Filter the records below and copy every line containing the word "description".

---

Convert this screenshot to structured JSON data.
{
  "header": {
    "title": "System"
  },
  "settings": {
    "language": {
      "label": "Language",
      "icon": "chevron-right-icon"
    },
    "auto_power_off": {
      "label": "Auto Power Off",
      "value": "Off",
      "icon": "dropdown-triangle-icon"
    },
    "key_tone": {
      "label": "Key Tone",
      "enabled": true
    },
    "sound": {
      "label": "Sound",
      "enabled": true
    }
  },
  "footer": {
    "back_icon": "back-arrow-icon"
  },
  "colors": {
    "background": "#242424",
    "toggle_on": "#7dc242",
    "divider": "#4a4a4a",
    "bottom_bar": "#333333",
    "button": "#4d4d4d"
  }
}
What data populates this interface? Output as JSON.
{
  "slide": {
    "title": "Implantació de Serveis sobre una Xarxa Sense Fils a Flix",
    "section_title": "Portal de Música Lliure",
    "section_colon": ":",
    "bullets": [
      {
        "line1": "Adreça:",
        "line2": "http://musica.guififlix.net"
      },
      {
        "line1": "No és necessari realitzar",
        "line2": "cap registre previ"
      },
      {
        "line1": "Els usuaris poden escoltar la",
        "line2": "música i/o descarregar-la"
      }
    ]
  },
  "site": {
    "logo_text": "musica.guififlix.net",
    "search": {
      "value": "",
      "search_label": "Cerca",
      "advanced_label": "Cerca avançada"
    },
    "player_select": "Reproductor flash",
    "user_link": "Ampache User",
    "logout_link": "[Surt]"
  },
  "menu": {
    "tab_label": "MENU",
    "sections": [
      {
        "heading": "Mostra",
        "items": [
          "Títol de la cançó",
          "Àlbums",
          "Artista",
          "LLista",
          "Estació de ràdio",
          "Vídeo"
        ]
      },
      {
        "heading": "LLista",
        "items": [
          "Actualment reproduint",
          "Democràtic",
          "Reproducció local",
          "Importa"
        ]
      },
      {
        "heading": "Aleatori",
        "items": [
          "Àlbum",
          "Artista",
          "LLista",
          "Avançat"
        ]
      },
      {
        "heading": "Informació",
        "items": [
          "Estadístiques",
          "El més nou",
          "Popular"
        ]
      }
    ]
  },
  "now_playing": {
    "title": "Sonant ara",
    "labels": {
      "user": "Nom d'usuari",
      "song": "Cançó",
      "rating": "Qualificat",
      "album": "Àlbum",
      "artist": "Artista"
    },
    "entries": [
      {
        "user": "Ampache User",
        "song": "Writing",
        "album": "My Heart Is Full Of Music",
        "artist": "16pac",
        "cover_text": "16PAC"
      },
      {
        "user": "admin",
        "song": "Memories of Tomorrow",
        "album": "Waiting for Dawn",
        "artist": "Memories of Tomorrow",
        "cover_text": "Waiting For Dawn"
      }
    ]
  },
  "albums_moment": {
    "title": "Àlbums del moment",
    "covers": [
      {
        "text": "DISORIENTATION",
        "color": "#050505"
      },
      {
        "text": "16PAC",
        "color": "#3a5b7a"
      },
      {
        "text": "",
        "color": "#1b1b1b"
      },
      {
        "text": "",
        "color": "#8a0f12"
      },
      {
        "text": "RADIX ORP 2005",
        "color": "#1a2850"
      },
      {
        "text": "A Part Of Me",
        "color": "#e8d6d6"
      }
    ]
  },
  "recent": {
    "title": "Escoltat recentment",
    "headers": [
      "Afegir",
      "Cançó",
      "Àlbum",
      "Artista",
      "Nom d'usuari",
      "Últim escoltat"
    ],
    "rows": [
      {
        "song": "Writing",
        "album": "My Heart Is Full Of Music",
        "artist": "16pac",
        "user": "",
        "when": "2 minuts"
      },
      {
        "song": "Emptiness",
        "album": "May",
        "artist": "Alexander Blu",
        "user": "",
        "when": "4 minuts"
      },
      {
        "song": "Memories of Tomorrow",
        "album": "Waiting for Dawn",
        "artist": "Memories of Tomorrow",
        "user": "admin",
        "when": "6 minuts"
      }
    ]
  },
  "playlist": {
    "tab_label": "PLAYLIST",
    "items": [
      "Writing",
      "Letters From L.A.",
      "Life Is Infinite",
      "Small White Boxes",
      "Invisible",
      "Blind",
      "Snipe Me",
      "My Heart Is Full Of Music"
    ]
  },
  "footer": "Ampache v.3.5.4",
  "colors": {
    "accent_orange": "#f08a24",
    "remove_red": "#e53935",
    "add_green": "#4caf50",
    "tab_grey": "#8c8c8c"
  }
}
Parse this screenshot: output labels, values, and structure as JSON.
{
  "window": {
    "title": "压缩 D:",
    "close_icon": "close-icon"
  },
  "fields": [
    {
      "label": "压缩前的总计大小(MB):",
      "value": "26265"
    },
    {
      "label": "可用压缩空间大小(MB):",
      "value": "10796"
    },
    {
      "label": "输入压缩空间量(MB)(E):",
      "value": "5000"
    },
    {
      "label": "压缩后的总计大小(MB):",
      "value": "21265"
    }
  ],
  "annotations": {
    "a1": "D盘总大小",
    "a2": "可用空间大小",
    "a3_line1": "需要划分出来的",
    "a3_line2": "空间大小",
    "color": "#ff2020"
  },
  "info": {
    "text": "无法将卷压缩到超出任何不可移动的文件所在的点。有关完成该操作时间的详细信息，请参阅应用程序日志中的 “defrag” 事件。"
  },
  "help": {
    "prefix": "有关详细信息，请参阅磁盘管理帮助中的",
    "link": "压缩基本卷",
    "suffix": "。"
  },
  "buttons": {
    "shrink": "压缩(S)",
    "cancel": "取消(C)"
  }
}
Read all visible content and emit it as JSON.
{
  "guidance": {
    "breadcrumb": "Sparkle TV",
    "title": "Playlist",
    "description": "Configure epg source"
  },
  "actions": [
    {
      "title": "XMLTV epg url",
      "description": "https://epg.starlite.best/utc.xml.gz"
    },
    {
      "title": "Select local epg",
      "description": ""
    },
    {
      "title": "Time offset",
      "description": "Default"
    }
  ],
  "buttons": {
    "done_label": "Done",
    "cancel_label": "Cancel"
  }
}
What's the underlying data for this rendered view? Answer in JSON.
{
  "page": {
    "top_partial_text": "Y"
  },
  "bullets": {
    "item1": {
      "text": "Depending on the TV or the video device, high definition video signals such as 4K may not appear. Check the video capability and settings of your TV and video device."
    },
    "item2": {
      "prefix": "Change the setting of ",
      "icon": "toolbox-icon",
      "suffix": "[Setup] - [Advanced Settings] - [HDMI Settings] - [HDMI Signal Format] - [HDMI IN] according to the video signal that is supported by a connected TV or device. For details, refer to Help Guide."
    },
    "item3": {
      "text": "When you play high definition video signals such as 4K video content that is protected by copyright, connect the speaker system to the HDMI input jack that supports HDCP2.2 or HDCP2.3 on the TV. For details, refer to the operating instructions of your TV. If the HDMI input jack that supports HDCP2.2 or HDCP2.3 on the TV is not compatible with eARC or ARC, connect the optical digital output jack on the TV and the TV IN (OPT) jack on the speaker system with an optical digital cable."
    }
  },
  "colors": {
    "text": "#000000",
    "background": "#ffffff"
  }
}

---

▶ _EXERCISE OUTPUT_:
    "description": "Configure epg source"
      "description": "https://epg.starlite.best/utc.xml.gz"
      "description": ""
      "description": "Default"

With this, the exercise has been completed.